By contrast, seat fees do not impose a marginal cost per unit of information sent. Validators are encouraged to have an abundance mindset, rather than a bean-counting one. As soon as one of its peers joins DoubleZero, it should communicate freely with that validator and not condition traffic on whether any particular packet meets some threshold of value.

Seat fees also align incentives with the DoubleZero protocol. The project is more successful when validators earn more; and it languishes if revenue streams are stagnant or declining. Rather than being compensated from intermediary metrics that only partly proxy for success, like bytes sent or connections created, it earns compensation directly from the validators’ bottom lines.

Operationally, seat fees offer three advantages. First, by paying a percentage of fees in the native token, the model innately hedges negative shocks to validator earnings. If an epoch elapses with mediocre revenue streams or the price of SOL has a sudden market correction, the DoubleZero fee automatically adjusts down too. By contrast, fees that are fixed at some nominal value of SOL and/or denominated in the 2Z token could accidentally become far too expensive, relative to revenues, in those scenarios.

Second, this model does not require operational management. Validators do not need to top-up accounts in a non-native token, which can lead to mistakes and temporary outages. Instead, a smart contract deployed by the validator automatically diverts the 5% of fees towards DoubleZero without manual intervention.

Finally, this model is simple to understand. In principle, DoubleZero could try to calibrate fee rates, e.g. higher rates on Jito, priority fees, and voting (where latency matters), lower rates on base fees, moderate rates on inflationary rewards, etc. But this would lead to unnecessary complexity, and would deliver little in the way of positive economic behavior. Thus, it opts for a flat fee that is consistently applied.

Solana Commission Rates

Finally, DoubleZero seat fees — in quantitative terms — must strike the right balance. They should be in line with existing Solana commission rates, while also ensuring that the underlying connectivity infrastructure can meet its internal rates of return.

- DATA PROVIDED -

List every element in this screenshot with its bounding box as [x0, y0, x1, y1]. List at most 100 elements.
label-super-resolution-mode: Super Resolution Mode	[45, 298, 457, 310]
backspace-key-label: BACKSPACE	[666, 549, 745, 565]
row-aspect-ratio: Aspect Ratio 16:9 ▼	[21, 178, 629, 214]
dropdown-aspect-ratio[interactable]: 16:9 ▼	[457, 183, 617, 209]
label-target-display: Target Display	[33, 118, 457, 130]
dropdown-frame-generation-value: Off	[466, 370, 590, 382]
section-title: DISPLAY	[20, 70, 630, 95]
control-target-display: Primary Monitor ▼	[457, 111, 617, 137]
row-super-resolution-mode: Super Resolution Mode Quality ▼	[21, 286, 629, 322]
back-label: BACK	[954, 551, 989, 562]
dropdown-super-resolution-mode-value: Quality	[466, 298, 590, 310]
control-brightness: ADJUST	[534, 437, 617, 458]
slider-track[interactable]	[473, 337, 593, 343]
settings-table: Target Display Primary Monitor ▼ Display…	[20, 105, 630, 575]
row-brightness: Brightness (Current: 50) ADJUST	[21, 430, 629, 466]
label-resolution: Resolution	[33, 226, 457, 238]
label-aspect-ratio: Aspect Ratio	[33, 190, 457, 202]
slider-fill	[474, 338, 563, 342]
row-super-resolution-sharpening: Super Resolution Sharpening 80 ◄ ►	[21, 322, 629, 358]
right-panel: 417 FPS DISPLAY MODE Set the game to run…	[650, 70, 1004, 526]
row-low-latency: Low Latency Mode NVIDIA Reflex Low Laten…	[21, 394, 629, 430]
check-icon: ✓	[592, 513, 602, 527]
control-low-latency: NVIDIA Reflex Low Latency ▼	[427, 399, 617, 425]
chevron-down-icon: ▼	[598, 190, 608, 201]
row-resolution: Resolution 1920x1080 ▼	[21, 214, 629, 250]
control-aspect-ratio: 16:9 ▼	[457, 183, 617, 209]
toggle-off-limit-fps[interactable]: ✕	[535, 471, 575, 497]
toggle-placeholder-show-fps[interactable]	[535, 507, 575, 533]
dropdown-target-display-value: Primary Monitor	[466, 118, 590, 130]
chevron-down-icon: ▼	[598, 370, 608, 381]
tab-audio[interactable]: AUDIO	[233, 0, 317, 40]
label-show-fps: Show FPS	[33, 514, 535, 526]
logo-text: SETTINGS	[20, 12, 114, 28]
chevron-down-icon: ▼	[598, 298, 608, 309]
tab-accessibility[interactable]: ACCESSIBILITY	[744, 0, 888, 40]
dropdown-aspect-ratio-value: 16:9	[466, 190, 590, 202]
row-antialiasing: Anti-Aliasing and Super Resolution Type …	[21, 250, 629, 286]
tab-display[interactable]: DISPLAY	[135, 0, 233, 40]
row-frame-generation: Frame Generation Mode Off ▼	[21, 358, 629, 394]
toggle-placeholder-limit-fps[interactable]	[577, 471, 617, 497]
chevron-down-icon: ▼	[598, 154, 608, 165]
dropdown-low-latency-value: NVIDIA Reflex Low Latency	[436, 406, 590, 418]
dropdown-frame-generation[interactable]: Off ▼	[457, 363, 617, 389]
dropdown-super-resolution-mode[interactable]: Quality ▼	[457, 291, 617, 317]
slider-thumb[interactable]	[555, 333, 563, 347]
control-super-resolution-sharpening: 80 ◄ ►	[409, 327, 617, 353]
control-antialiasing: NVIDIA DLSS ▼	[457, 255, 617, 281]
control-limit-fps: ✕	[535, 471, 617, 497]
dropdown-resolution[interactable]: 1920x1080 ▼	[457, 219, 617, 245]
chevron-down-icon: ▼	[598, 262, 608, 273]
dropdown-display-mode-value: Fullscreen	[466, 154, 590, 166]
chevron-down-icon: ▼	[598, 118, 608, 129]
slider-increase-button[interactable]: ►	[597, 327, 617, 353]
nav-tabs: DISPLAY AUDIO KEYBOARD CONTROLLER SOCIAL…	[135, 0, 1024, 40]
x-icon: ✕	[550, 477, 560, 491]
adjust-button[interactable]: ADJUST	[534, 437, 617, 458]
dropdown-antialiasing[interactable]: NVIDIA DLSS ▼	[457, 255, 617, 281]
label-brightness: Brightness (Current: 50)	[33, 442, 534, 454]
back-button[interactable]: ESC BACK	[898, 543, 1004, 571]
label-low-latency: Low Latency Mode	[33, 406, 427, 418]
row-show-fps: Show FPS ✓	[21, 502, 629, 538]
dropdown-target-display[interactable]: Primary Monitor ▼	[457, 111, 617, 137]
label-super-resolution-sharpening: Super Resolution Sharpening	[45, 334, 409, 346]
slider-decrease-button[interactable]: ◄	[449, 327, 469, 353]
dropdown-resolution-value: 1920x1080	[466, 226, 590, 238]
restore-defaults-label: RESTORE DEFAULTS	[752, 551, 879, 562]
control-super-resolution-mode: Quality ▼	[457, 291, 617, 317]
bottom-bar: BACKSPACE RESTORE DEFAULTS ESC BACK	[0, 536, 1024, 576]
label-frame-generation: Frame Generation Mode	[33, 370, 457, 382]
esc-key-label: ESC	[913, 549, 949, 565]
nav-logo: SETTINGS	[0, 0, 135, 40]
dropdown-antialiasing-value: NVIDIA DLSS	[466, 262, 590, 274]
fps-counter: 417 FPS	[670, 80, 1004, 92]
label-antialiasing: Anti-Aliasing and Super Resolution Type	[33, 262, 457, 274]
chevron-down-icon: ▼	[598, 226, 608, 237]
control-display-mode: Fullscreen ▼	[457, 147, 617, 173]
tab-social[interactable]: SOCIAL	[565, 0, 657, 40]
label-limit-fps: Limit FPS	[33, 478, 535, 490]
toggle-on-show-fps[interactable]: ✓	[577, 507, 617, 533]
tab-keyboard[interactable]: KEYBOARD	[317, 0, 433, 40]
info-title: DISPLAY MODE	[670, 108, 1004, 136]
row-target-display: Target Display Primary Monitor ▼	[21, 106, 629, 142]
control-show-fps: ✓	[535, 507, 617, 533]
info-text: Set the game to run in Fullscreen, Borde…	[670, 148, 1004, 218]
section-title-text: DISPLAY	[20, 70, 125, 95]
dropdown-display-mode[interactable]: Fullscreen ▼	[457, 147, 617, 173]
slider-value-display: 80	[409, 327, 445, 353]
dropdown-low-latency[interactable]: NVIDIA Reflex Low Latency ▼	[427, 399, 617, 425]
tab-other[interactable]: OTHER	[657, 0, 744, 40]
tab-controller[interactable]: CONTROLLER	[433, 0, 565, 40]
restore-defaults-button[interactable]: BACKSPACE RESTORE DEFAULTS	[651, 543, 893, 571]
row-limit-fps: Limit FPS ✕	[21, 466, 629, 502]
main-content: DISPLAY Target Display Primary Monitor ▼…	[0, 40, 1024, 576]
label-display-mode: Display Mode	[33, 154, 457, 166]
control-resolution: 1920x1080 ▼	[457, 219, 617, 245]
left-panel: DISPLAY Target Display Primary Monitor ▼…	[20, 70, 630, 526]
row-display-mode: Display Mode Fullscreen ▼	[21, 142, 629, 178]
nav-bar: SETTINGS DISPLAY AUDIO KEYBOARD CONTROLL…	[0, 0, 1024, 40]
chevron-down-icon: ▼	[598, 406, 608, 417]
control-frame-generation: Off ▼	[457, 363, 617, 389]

- BRIEF A -
In the text on DoubleZero seat fees, what share of fees does the validator's smart contract divert to DoubleZero?
- BRIEF B -
Say whether each statement agrees with the text on DoubleZero seat fees, and quote the words that decide it: (i) Seat fees impose a marginal cost per unit of information sent. (ii) Validators must top up accounts in a non-native token. (iii) DoubleZero uses a flat fee that is applied consistently.
- BRIEF C -
Carry on the text on DoubleZero seat fees, starting after its last sentence.
The rows have no connection to the text on DoubleZero seat fees.

- EXPECTED ANSWER A -
5% of fees

- EXPECTED ANSWER B -
(i) No: "seat fees do not impose a marginal cost per unit of information sent"
(ii) No: "Validators do not need to top-up accounts in a non-native token"
(iii) Yes: "it opts for a flat fee that is consistently applied"

- EXPECTED ANSWER C -
To understand this balance, consider the revenue that validators already earn using delegated tokens in building blocks and generating consensus. This revenue comes from multiple components (all of which would be subject to DoubleZero’s seat fee): listed commissions on inflationary rewards, commissions on Jito rewards, and direct fees earned from base fees, voting fees, and priority fees. One can calculate effective commission rates accordingly, as the difference between all value generated from staked tokens and value remitted to those tokenholders (divided by that first term), under various assumptions. Endnote #1 has further details on the methodology.

The resulting plot below shows that commission rates vary under various scenarios, but they range from 15 - 25% depending on which combinations of SIMDs are implemented. This puts the 5% seat fee for Solana validators in context.

Endnotes

[1] The data for this table comes the Blockworks Solana Financials tables, as of March 13, 2025 and with explanations from Dan Smith. It uses realized data for 2025 until that point, and considers five categories: base fees, voting fees, inflationary rewards, priority fees, and Jito rewards. Base fees and voting fees are assumed to be split 50% to validators and 50% to all tokens (due to burning), of which approximately 65% of that value goes to staked tokens specifically (as the split between staked and unstaked tokens). Priority fees have the same treatment prior to SIMD-096. After SIMD-096, they are assumed to accrue 100% to validators; and after SIMD-123, they are speculatively assumed to accrue 50% to validators and 50% to staked tokens (though validators may choose to set higher commission rates, or possibly even lower ones). The Blockworks data explicitly breaks out inflationary rewards and Jito rewards, along with commissions kept from validators and Jito for those kinds of rewards.